**Stated exercise**
Make an exact copy of the entries below with the pictures removed.

++++++

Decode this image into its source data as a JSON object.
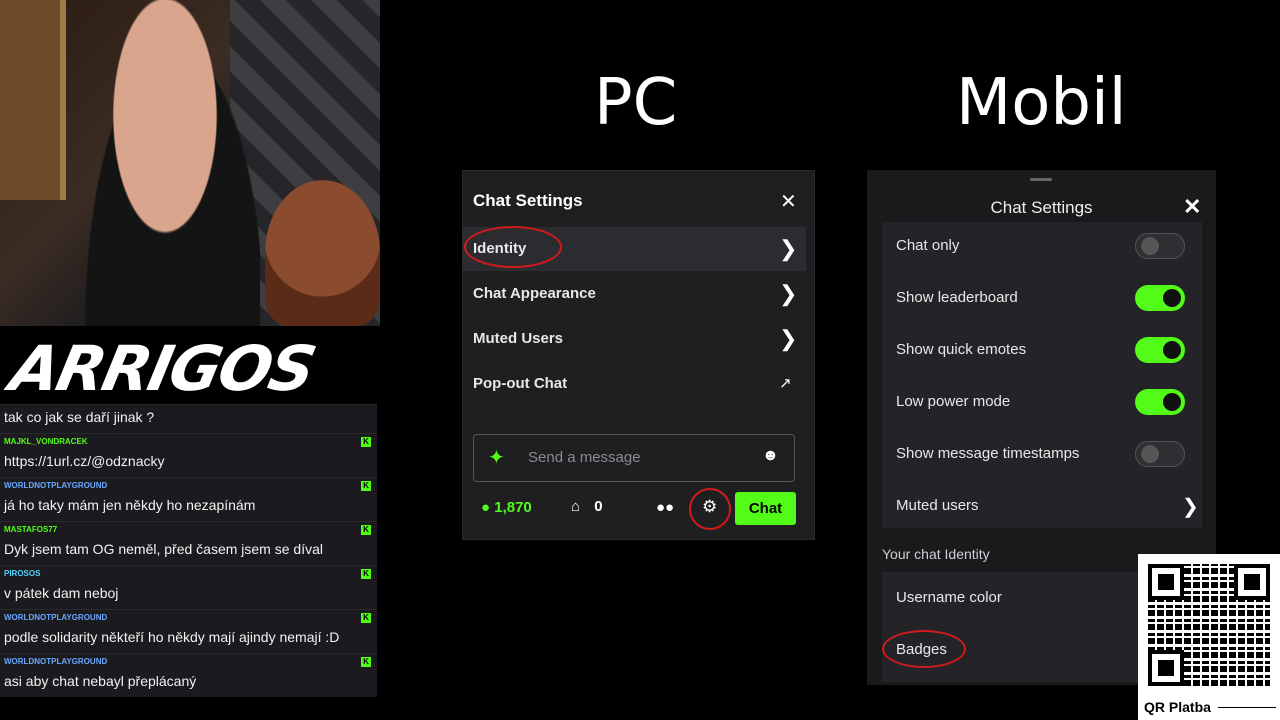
{
  "stream": {
    "logo_text": "ARRIGOS",
    "first_message": "tak co jak se daří jinak ?",
    "messages": [
      {
        "user": "MAJKL_VONDRACEK",
        "color": "#53fc18",
        "text": "https://1url.cz/@odznacky"
      },
      {
        "user": "WORLDNOTPLAYGROUND",
        "color": "#6aa7ff",
        "text": "já ho taky mám jen někdy ho nezapínám"
      },
      {
        "user": "MASTAFOS77",
        "color": "#53fc18",
        "text": "Dyk jsem tam OG neměl, před časem jsem se díval"
      },
      {
        "user": "PIROSOS",
        "color": "#53d2ff",
        "text": "v pátek dam neboj"
      },
      {
        "user": "WORLDNOTPLAYGROUND",
        "color": "#6aa7ff",
        "text": "podle solidarity někteří ho někdy mají ajindy nemají :D"
      },
      {
        "user": "WORLDNOTPLAYGROUND",
        "color": "#6aa7ff",
        "text": "asi aby chat nebayl přeplácaný"
      }
    ],
    "kick_badge": "K"
  },
  "slide": {
    "pc_heading": "PC",
    "mobile_heading": "Mobil"
  },
  "pc_panel": {
    "title": "Chat Settings",
    "close": "✕",
    "items": [
      {
        "label": "Identity",
        "icon": "chevron-right-icon"
      },
      {
        "label": "Chat Appearance",
        "icon": "chevron-right-icon"
      },
      {
        "label": "Muted Users",
        "icon": "chevron-right-icon"
      },
      {
        "label": "Pop-out Chat",
        "icon": "external-link-icon"
      }
    ],
    "input_placeholder": "Send a message",
    "points": "1,870",
    "store_count": "0",
    "chat_button": "Chat",
    "accent": "#53fc18"
  },
  "mobile_panel": {
    "title": "Chat Settings",
    "close": "✕",
    "settings": [
      {
        "label": "Chat only",
        "on": false
      },
      {
        "label": "Show leaderboard",
        "on": true
      },
      {
        "label": "Show quick emotes",
        "on": true
      },
      {
        "label": "Low power mode",
        "on": true
      },
      {
        "label": "Show message timestamps",
        "on": false
      }
    ],
    "muted_users": "Muted users",
    "identity_section": "Your chat Identity",
    "identity_items": [
      "Username color",
      "Badges"
    ]
  },
  "qr": {
    "label": "QR Platba"
  }
}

++++++

**Correct output**
Decode this image into its source data as a JSON object.
{
  "stream": {
    "logo_text": "ARRIGOS",
    "first_message": "tak co jak se daří jinak ?",
    "messages": [
      {
        "user": "MAJKL_VONDRACEK",
        "color": "#53fc18",
        "text": "https://1url.cz/@odznacky"
      },
      {
        "user": "WORLDNOTPLAYGROUND",
        "color": "#6aa7ff",
        "text": "já ho taky mám jen někdy ho nezapínám"
      },
      {
        "user": "MASTAFOS77",
        "color": "#53fc18",
        "text": "Dyk jsem tam OG neměl, před časem jsem se díval"
      },
      {
        "user": "PIROSOS",
        "color": "#53d2ff",
        "text": "v pátek dam neboj"
      },
      {
        "user": "WORLDNOTPLAYGROUND",
        "color": "#6aa7ff",
        "text": "podle solidarity někteří ho někdy mají ajindy nemají :D"
      },
      {
        "user": "WORLDNOTPLAYGROUND",
        "color": "#6aa7ff",
        "text": "asi aby chat nebayl přeplácaný"
      }
    ],
    "kick_badge": "K"
  },
  "slide": {
    "pc_heading": "PC",
    "mobile_heading": "Mobil"
  },
  "pc_panel": {
    "title": "Chat Settings",
    "close": "✕",
    "items": [
      {
        "label": "Identity",
        "icon": "chevron-right-icon"
      },
      {
        "label": "Chat Appearance",
        "icon": "chevron-right-icon"
      },
      {
        "label": "Muted Users",
        "icon": "chevron-right-icon"
      },
      {
        "label": "Pop-out Chat",
        "icon": "external-link-icon"
      }
    ],
    "input_placeholder": "Send a message",
    "points": "1,870",
    "store_count": "0",
    "chat_button": "Chat",
    "accent": "#53fc18"
  },
  "mobile_panel": {
    "title": "Chat Settings",
    "close": "✕",
    "settings": [
      {
        "label": "Chat only",
        "on": false
      },
      {
        "label": "Show leaderboard",
        "on": true
      },
      {
        "label": "Show quick emotes",
        "on": true
      },
      {
        "label": "Low power mode",
        "on": true
      },
      {
        "label": "Show message timestamps",
        "on": false
      }
    ],
    "muted_users": "Muted users",
    "identity_section": "Your chat Identity",
    "identity_items": [
      "Username color",
      "Badges"
    ]
  },
  "qr": {
    "label": "QR Platba"
  }
}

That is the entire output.